Given exercise:
Lines holding the string "automatically" are the ones to copy from this listing.

Source records:
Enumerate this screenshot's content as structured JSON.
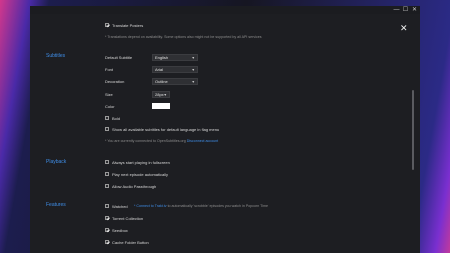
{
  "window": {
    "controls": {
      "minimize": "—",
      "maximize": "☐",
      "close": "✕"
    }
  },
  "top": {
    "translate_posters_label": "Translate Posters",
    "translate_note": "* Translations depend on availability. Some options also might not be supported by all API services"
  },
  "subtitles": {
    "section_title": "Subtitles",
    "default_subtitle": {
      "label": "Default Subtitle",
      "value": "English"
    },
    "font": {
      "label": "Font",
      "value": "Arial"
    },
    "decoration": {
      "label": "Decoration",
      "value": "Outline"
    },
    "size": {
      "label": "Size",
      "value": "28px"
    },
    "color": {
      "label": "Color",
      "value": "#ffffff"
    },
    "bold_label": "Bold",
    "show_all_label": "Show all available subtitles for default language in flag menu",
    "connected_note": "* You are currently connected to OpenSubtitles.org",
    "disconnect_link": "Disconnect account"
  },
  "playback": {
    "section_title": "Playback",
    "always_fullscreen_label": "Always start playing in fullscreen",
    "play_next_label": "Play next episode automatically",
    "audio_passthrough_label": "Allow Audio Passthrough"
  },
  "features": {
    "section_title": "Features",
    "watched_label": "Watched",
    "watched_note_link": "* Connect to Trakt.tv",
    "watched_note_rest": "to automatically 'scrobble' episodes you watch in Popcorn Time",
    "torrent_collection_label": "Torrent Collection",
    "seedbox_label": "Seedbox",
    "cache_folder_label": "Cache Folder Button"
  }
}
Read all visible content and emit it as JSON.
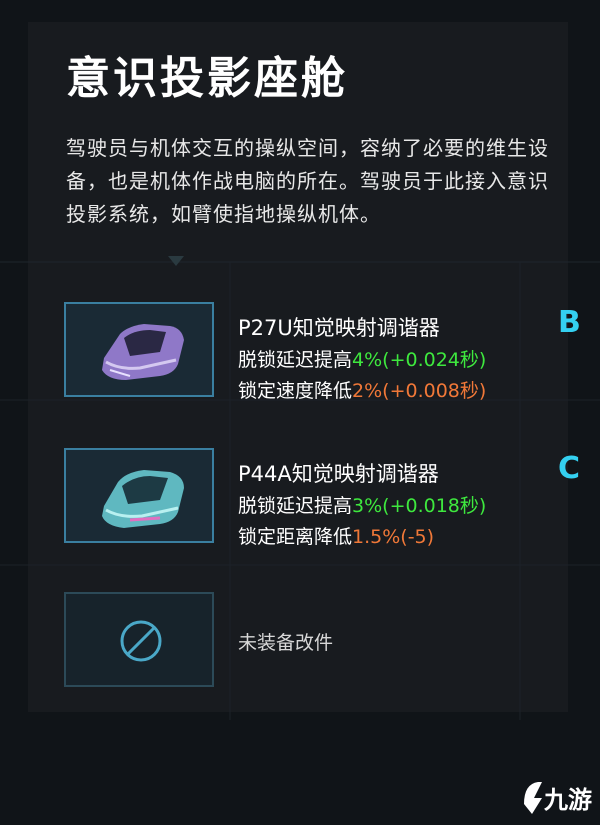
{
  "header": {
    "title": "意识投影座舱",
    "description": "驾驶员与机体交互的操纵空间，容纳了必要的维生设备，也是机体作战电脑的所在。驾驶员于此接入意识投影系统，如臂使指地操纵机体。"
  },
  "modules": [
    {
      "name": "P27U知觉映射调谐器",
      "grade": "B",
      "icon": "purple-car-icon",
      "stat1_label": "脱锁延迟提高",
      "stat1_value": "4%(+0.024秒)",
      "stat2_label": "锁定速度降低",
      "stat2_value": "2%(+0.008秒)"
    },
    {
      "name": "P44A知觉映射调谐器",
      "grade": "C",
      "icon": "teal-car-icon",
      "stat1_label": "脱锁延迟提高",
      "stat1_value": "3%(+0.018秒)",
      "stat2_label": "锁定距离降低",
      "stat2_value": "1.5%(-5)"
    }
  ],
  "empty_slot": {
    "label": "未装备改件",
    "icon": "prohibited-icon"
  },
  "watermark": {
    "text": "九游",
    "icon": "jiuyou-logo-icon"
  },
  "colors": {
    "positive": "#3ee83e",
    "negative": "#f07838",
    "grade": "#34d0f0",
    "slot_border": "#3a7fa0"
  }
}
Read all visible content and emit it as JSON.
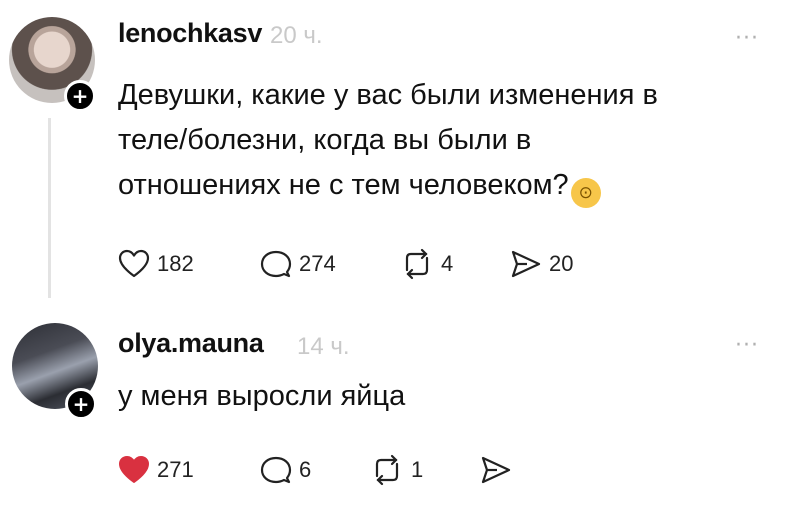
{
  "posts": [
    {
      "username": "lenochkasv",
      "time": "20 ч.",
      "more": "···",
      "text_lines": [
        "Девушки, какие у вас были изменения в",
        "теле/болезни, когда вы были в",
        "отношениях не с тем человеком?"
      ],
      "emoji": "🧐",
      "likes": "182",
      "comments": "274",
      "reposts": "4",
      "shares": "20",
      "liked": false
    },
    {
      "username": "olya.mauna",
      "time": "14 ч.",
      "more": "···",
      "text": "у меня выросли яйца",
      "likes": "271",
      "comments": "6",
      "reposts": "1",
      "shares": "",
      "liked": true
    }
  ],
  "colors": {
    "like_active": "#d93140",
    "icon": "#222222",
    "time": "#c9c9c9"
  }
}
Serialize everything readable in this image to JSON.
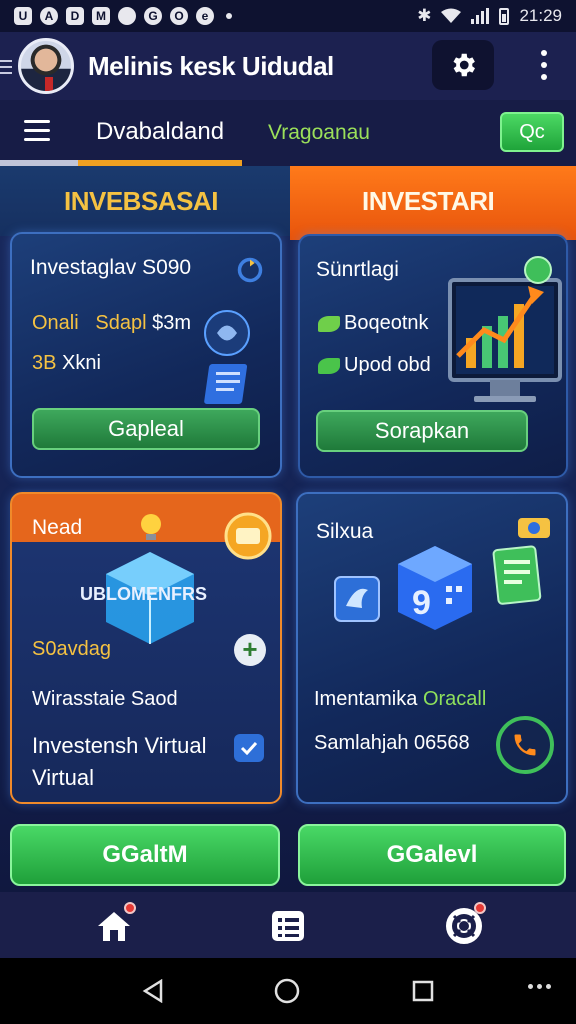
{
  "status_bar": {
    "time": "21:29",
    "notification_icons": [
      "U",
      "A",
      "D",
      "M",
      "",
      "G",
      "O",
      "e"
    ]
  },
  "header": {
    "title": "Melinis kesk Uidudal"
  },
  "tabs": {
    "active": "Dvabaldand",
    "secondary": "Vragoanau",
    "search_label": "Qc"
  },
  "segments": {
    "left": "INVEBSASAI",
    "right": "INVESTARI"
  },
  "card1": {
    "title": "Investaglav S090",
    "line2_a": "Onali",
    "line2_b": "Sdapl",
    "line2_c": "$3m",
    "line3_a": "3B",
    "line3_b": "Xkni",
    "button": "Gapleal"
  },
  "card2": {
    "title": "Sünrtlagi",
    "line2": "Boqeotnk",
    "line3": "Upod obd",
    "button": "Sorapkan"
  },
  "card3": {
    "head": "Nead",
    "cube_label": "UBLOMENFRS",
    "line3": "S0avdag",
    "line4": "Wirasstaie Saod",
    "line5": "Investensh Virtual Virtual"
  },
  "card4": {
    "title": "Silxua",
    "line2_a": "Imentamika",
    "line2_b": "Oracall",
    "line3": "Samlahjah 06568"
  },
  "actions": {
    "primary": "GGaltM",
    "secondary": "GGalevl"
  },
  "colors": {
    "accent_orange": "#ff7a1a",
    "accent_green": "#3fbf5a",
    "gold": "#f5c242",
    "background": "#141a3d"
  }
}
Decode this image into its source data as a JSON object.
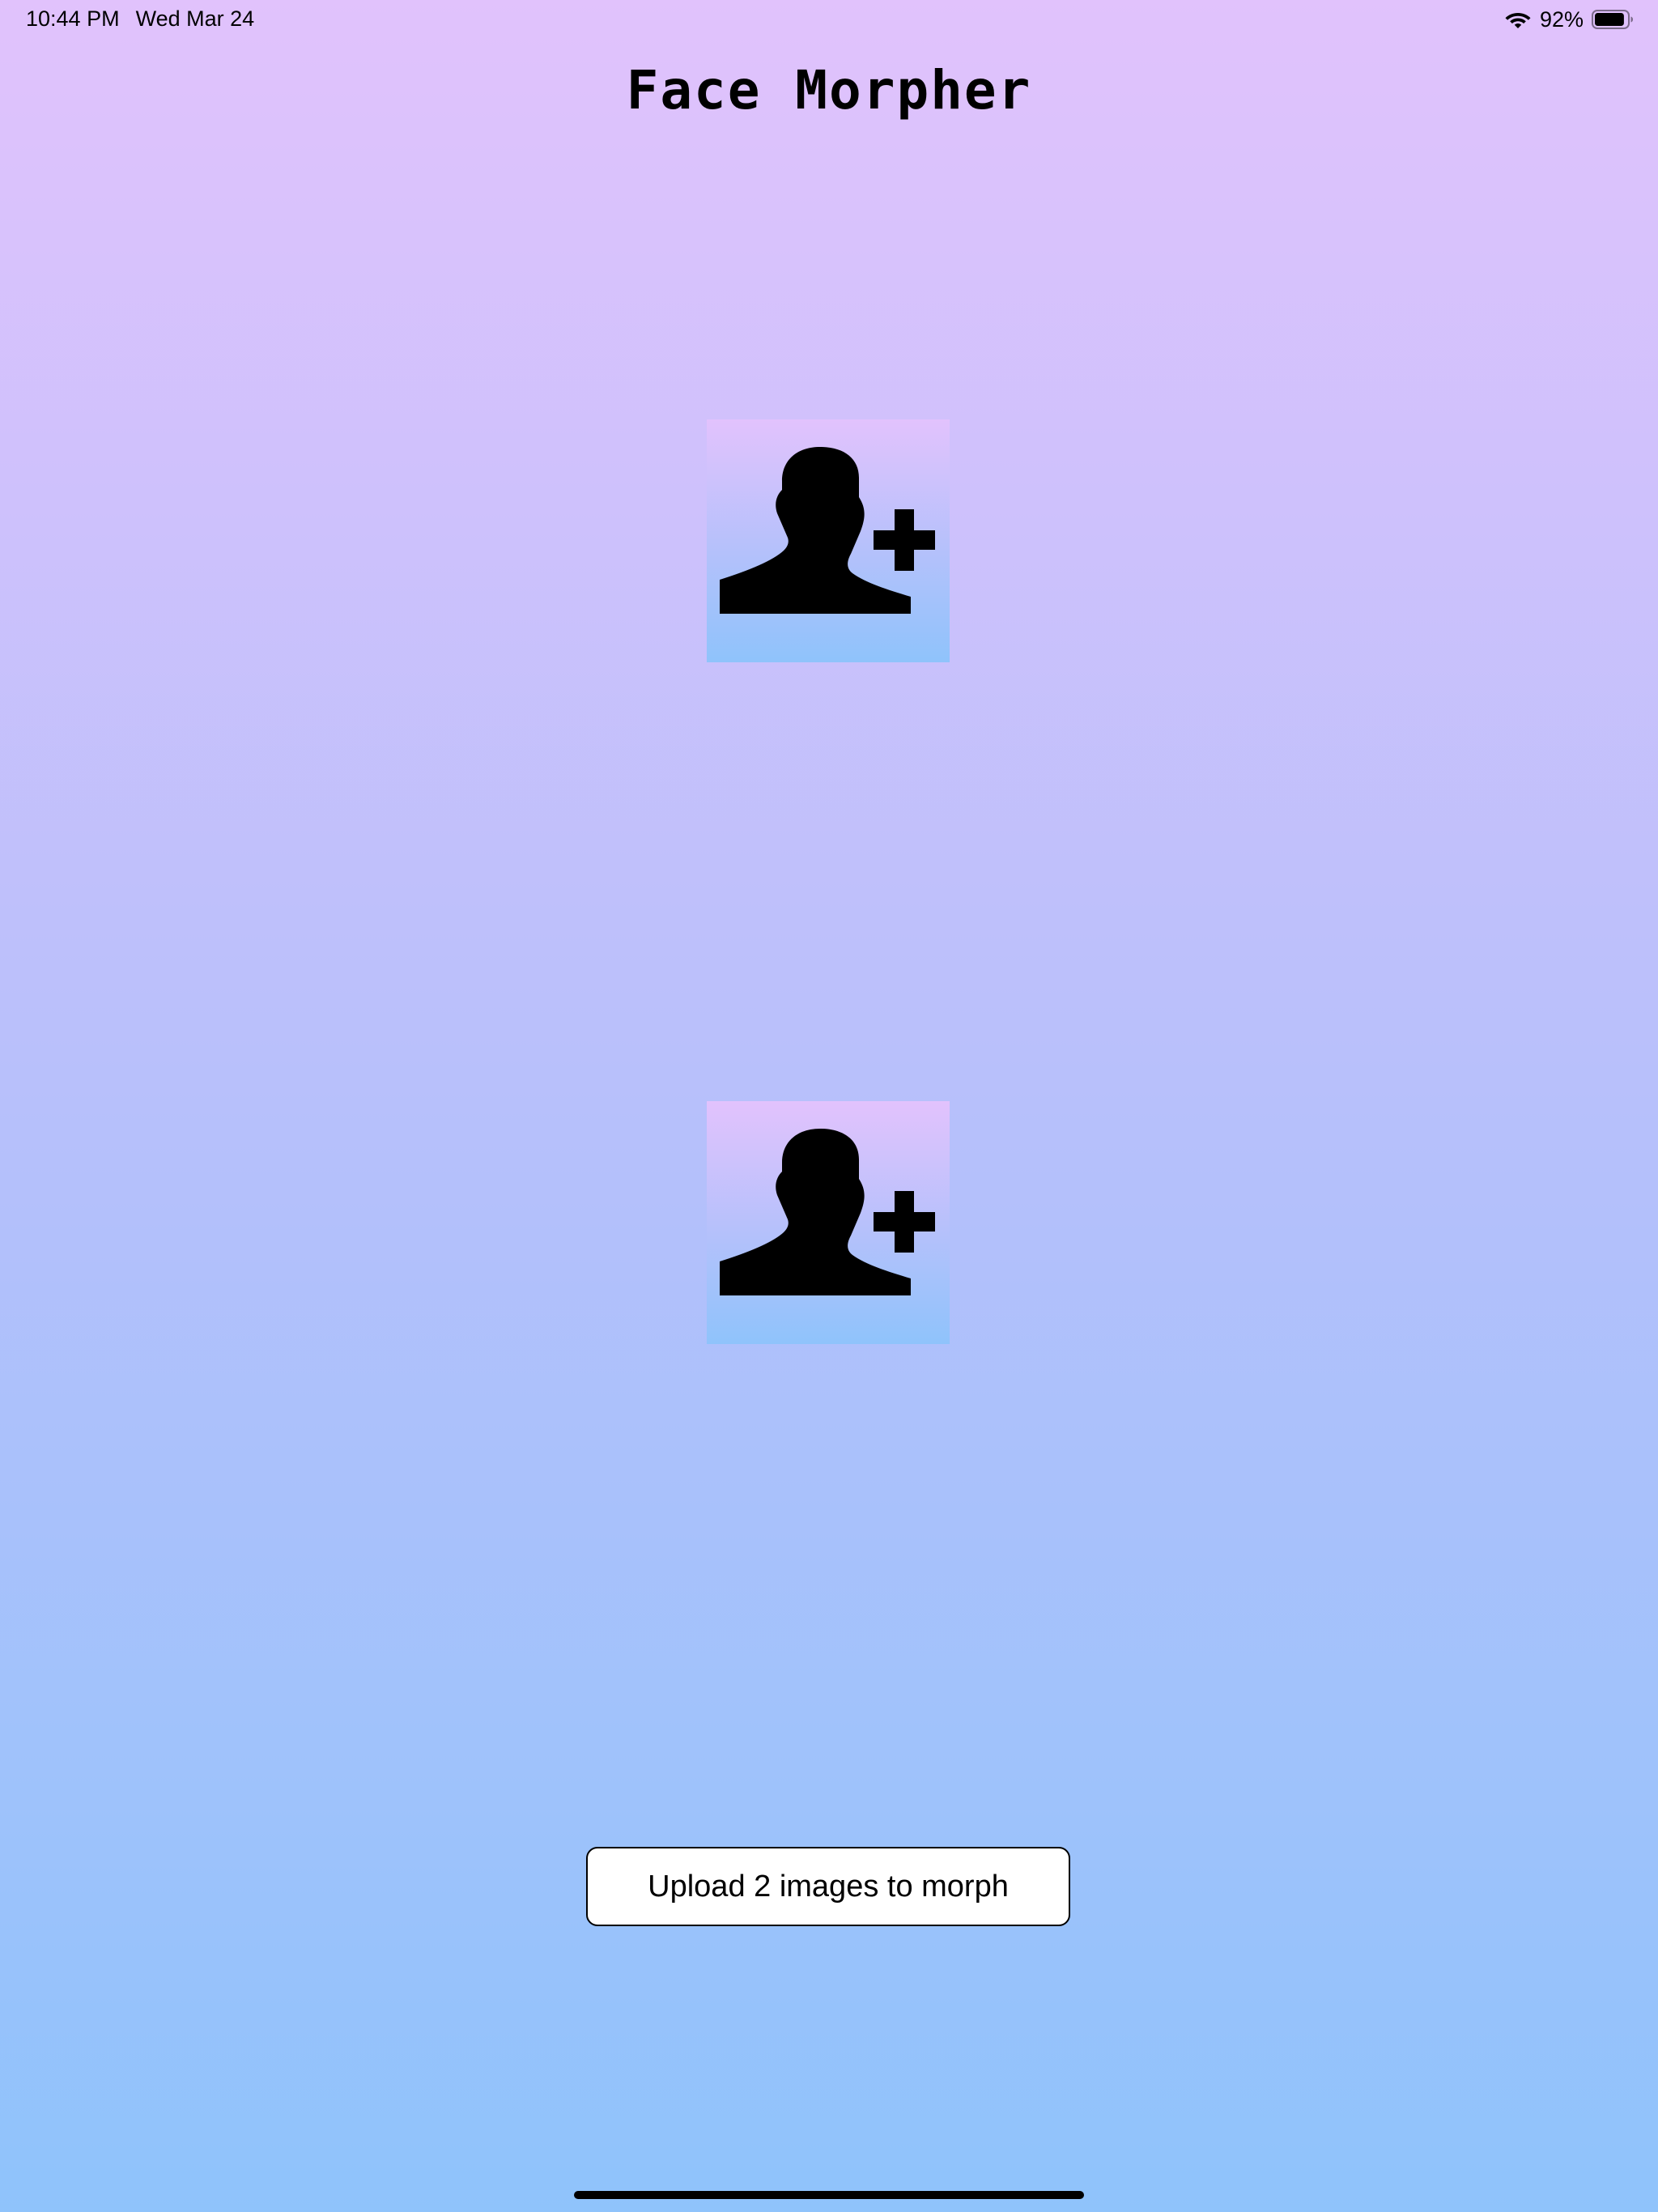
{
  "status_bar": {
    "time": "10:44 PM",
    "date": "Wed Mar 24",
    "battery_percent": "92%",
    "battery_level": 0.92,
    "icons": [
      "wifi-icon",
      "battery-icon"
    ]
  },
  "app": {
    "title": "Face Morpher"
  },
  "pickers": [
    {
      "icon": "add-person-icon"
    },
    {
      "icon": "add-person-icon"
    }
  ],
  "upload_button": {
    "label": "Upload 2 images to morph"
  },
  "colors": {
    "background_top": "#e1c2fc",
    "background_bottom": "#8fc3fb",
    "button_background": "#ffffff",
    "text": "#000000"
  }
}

Exercise result:
    "play_next_label": "Play next episode automatically",
    "watched_note_rest": "to automatically 'scrobble' episodes you watch in Popcorn Time",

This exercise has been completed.